**Input records:**
##########

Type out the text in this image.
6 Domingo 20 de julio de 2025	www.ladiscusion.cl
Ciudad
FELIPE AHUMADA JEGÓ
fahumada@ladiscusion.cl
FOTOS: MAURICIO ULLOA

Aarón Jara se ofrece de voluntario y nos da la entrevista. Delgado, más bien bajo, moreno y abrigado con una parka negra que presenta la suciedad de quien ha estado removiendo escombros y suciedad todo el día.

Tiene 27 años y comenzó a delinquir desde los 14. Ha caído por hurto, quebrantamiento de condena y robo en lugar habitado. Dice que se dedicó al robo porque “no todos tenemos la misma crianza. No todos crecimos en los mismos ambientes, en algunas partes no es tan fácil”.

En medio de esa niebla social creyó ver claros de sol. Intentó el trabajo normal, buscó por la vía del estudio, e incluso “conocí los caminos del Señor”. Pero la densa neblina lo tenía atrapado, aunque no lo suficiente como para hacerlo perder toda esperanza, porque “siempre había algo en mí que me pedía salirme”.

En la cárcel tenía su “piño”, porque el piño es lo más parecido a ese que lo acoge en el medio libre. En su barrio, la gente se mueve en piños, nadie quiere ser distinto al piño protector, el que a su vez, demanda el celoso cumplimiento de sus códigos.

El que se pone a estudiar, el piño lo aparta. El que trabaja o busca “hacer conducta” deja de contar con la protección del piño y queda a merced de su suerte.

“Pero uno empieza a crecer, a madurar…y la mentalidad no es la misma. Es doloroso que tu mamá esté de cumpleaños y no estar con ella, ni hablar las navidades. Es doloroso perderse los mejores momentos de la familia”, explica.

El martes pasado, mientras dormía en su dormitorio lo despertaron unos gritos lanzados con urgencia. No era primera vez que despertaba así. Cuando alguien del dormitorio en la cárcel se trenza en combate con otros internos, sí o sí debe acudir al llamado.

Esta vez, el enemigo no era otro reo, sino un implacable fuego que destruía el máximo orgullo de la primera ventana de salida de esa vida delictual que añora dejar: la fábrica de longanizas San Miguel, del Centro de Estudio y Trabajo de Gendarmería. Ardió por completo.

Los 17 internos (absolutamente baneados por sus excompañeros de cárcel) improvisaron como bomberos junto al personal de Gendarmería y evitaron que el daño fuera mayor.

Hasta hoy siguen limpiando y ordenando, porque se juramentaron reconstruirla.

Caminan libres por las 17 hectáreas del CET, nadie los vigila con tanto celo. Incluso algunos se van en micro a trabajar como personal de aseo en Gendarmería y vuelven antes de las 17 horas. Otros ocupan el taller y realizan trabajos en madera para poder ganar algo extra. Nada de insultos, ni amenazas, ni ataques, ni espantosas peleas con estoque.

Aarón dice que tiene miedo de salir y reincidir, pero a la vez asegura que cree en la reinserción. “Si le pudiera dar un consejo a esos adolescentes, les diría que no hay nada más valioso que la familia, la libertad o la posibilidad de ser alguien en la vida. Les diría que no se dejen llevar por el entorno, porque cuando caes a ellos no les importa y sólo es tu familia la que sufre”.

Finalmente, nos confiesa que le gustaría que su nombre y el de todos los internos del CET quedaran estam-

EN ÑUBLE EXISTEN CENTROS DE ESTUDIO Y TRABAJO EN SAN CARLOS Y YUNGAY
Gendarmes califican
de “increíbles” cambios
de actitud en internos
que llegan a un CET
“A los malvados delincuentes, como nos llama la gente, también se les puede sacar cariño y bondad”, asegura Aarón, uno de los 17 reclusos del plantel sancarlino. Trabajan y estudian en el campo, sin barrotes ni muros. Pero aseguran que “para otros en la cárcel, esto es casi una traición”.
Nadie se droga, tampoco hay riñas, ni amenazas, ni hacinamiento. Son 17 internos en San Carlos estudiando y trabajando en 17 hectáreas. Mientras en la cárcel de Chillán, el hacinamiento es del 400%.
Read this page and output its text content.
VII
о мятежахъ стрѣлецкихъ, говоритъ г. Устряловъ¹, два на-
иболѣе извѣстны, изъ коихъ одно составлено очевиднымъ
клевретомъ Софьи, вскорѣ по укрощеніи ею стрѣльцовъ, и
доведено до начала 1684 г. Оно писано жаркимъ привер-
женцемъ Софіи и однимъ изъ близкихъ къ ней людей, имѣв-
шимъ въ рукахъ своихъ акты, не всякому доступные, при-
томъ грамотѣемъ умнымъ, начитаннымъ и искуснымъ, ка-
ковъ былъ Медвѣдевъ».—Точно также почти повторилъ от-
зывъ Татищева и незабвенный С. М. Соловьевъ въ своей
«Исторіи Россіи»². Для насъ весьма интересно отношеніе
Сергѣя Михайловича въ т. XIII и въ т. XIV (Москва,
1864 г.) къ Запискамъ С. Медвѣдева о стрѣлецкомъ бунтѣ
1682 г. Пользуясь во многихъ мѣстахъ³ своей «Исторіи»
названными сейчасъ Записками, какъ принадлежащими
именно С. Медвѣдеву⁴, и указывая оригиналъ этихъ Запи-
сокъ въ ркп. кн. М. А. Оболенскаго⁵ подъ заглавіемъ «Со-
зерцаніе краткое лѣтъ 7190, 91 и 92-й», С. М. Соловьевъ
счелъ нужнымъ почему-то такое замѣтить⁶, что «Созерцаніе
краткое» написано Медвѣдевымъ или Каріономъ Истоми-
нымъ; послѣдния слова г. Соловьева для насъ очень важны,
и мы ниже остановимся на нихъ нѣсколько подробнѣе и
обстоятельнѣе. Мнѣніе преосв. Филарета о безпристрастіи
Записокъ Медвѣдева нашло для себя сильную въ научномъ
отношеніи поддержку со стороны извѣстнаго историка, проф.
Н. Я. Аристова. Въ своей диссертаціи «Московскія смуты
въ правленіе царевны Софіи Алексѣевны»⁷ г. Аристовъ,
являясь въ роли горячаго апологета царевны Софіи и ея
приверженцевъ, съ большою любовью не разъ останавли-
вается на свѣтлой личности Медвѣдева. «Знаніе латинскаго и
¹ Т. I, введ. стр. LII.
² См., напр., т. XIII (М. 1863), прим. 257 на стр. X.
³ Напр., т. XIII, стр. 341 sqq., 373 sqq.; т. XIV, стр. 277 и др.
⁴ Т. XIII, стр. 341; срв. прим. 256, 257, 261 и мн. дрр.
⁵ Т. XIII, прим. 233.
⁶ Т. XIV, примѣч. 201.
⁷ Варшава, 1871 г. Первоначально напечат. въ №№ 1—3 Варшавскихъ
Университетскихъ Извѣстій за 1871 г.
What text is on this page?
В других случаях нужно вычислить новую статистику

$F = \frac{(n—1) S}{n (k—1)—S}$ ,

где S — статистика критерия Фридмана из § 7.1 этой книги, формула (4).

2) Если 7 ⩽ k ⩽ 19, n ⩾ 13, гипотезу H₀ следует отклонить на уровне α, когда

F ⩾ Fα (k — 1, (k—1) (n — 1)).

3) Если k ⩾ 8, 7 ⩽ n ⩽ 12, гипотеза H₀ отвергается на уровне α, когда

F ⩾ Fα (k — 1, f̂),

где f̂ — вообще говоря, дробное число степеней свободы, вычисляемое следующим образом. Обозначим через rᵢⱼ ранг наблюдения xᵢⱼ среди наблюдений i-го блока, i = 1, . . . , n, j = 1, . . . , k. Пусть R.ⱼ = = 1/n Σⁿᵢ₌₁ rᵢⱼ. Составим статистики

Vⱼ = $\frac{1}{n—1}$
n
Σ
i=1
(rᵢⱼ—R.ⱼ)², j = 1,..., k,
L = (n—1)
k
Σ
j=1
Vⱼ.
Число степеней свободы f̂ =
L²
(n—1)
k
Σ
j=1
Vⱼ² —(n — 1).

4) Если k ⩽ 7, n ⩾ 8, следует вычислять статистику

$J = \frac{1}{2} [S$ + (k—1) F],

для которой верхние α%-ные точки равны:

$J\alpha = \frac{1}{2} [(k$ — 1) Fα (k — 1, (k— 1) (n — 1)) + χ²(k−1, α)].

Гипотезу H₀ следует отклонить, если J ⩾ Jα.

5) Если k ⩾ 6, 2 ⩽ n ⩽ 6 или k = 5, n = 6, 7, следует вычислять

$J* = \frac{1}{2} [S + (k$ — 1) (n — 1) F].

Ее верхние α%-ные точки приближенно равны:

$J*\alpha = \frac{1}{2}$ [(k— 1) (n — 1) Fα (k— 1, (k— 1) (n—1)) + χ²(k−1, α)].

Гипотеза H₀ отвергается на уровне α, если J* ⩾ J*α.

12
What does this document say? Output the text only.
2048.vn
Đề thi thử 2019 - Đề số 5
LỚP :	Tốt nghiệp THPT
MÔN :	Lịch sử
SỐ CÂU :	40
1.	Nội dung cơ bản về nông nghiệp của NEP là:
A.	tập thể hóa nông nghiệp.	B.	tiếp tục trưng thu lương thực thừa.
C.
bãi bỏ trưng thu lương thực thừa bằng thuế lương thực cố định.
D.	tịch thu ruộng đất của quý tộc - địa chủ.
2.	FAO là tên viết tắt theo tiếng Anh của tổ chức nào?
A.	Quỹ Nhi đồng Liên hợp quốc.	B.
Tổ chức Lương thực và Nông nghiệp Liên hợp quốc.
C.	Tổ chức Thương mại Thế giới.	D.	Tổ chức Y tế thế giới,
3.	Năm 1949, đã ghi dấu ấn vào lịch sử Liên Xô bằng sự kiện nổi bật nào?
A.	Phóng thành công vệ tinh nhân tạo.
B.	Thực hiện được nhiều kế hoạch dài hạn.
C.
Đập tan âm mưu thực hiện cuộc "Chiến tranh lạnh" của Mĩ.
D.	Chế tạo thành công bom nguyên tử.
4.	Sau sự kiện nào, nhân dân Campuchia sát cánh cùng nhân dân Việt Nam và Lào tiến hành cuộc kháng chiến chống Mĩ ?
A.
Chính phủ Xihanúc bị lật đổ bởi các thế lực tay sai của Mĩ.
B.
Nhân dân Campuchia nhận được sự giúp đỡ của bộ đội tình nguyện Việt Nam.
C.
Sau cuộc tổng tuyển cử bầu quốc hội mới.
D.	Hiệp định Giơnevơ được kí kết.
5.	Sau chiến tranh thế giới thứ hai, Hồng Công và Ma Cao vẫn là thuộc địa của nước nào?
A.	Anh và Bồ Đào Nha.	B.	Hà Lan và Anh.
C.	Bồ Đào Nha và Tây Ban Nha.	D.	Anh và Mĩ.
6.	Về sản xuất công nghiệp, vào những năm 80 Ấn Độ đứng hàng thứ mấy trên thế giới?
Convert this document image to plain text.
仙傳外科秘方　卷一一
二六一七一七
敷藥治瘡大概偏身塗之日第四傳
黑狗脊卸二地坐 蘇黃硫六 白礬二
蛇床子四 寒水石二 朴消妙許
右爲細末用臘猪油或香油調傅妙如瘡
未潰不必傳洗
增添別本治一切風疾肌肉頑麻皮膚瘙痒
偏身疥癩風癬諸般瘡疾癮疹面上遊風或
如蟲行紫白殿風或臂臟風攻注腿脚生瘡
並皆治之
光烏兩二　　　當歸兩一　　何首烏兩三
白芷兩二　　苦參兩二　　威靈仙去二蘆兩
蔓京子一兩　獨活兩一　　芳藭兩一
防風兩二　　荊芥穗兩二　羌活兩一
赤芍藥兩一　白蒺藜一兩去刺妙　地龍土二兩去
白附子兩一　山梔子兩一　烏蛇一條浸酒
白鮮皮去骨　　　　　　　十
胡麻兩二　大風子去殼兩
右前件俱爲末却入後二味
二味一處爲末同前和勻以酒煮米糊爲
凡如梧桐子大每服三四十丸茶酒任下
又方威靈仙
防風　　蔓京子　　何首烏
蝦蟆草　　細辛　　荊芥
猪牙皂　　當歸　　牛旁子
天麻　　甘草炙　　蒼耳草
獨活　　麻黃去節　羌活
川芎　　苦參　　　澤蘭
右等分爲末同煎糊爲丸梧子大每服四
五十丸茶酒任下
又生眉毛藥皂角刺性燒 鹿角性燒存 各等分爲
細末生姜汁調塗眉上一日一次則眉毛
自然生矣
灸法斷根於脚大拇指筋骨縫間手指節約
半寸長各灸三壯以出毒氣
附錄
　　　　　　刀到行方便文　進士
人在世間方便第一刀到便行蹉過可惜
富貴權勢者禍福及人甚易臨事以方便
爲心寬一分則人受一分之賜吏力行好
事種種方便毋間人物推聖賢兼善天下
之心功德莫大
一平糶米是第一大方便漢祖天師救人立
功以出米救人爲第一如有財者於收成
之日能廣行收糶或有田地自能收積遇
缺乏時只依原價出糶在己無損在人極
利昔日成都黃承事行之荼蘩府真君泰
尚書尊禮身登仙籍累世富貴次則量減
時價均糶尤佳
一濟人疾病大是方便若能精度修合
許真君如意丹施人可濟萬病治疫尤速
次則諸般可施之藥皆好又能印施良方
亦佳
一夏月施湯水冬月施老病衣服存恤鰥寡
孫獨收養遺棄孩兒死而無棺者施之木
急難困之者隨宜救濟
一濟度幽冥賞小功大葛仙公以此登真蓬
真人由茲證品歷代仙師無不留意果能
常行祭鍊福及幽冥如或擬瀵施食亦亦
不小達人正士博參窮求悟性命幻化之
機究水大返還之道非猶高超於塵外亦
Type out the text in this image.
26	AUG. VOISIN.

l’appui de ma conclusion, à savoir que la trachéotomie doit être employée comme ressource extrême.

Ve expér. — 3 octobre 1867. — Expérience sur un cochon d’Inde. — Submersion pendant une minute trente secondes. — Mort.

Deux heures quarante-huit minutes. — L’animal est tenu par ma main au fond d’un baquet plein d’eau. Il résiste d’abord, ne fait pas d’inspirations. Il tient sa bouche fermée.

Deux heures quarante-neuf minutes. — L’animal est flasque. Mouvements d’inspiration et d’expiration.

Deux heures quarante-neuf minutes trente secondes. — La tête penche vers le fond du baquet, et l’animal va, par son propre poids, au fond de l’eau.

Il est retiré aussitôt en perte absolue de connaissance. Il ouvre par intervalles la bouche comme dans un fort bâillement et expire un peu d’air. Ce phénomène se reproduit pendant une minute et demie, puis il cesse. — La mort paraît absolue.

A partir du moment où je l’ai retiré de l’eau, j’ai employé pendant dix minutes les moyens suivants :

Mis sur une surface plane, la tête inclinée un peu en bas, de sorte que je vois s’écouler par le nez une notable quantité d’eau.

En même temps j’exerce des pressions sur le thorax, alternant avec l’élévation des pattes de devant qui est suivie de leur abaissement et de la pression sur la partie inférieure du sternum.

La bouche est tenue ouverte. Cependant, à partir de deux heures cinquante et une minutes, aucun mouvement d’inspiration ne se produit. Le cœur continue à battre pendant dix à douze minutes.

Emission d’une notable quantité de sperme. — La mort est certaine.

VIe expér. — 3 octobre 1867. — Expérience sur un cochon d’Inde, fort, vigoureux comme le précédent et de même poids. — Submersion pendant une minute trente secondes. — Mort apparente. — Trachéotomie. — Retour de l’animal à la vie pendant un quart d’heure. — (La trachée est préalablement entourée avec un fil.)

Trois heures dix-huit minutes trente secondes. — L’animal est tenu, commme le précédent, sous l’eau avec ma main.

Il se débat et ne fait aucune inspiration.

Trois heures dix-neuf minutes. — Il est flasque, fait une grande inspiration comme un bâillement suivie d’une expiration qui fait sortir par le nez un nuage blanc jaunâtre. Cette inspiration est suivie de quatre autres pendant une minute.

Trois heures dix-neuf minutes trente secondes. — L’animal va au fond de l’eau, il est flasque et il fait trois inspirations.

##########

**Written task:** Tally the lines in these entries that have the string "Submersion" in them, then answer with the count and nothing else.

**Written solution:** 2